-- Start of TEXT --

Looks like you are doing pretty good...
Keep in mind, it's an average, so for specific data sets in the volume it may be much higher (or lower). Workload measurements (statit during specific operations) can tell you much more sometimes.
Filling the volume is typically a bad idea (tm) as WAFL will spend more time finding free space to write. If this is a flexvol and the aggr has tons of space available, this is not a concern.
7.X has great improvements on fixing fragmentation and preventative measures to keep it from becoming an issue.
Remember: Fragmentation is NORMAL with any filesystem and isn't necessarily a problem. What fragmentation _does_ do is introduce latencies that can be detrimental to responsiveness... sometimes this can be felt (ie, it's a problem), sometimes it cannot be felt...
Glenn
-----Original Message----- From: owner-toasters@mathworks.com [mailto:owner-toasters@mathworks.com] On Behalf Of Lori Barfield Sent: Tuesday, March 07, 2006 10:57 PM To: toasters@mathworks.com Subject: Re: wafl scan reallocate
since toasters said it was harmless, just to find out what kind of fragmentation our normal activity creates, i ran wafl scan measure_layout on our busiest filer.
the volume is only about 3-4 months young, but it does get pretty full on a regular basis. here's the output that appeared in my messages file:
Tue Mar 7 15:16:36 PST [wafl.scan.start:info]: Starting WAFL layout measurement on volume vol1. Tue Mar 7 16:04:06 PST [wafl.scan.layout.advise:info]: WAFL layout ratio for volume vol1 is 1.26. A ratio of 1 is optimal. Based on your free space, 6.53 is expected.
i haven't read up on this at all yet...would someone like to interpret this for us wafl scan newbies?
...lori
On 3/7/06, Glenn Walker ggwalker@mindspring.com wrote:
Looks like you are doing pretty good...
Keep in mind, it's an average, so for specific data sets in the volume it may be much higher (or lower). Workload measurements (statit during specific operations) can tell you much more sometimes.

-- End of TEXT --
-- Start of MATERIAL PROVIDED --

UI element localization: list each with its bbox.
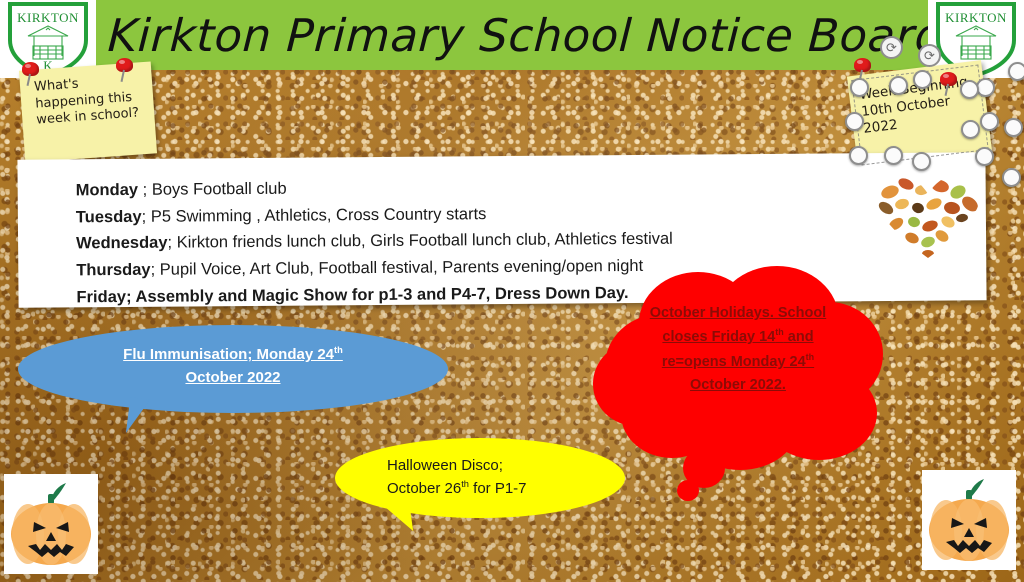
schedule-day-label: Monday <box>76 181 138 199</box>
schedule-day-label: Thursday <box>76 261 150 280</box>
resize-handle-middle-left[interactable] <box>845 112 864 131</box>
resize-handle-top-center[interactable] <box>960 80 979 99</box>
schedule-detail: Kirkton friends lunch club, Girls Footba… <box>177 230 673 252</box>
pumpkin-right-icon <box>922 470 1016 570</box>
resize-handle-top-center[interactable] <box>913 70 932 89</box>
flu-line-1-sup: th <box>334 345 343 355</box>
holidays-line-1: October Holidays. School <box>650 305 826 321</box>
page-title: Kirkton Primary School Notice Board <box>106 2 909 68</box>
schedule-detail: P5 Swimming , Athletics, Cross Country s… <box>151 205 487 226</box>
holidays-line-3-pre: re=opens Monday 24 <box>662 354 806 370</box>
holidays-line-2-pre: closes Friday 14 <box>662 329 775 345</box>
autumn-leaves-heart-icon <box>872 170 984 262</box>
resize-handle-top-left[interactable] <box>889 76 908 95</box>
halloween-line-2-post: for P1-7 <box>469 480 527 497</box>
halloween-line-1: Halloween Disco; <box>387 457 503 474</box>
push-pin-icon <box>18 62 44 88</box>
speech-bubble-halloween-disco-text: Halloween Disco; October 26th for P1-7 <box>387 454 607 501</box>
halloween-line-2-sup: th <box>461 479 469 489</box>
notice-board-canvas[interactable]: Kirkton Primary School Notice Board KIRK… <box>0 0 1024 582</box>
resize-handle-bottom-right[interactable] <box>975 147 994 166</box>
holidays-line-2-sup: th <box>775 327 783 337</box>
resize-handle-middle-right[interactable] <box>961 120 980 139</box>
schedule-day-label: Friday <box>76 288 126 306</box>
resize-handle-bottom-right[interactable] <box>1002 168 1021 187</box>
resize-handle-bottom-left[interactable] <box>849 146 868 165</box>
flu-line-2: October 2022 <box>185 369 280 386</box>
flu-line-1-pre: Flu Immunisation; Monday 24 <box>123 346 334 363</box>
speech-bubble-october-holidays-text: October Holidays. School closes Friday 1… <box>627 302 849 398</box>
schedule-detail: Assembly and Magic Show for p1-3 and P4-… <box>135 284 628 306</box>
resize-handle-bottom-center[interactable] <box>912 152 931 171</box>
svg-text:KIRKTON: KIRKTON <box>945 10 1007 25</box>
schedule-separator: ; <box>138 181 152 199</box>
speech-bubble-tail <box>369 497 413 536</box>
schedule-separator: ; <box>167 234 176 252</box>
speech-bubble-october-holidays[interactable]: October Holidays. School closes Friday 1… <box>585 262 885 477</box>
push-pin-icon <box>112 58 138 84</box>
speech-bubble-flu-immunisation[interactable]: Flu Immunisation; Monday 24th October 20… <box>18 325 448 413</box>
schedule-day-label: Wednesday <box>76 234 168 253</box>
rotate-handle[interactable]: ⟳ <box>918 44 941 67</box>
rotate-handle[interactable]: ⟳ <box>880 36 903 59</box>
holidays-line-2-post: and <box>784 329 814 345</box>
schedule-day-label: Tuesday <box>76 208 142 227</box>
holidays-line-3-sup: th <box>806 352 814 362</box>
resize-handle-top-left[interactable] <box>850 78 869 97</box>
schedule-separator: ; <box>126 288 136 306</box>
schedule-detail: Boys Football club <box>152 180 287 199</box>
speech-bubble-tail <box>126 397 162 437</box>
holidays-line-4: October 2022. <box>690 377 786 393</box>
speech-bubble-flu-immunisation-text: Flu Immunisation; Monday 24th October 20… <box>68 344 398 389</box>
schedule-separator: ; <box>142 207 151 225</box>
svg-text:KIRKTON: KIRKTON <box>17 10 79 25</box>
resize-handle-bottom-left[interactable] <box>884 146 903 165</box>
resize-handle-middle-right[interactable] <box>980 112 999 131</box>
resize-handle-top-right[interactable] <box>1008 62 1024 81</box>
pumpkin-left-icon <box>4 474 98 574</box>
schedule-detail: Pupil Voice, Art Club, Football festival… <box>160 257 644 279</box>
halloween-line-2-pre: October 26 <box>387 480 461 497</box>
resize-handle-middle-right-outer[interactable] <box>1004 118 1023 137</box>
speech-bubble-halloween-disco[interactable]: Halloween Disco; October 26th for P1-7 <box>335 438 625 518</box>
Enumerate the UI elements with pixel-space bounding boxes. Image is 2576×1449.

-- End of MATERIAL PROVIDED --

◆ INSTRUCTIONS TO FOLLOW ◆
Can you set down, word for word, the part of the WAFL fragmentation thread starting with "Filling the volume" and going on through "not a concern."?

◆ SOLUTION ◆
Filling the volume is typically a bad idea (tm) as WAFL will spend more time finding free space to write. If this is a flexvol and the aggr has tons of space available, this is not a concern.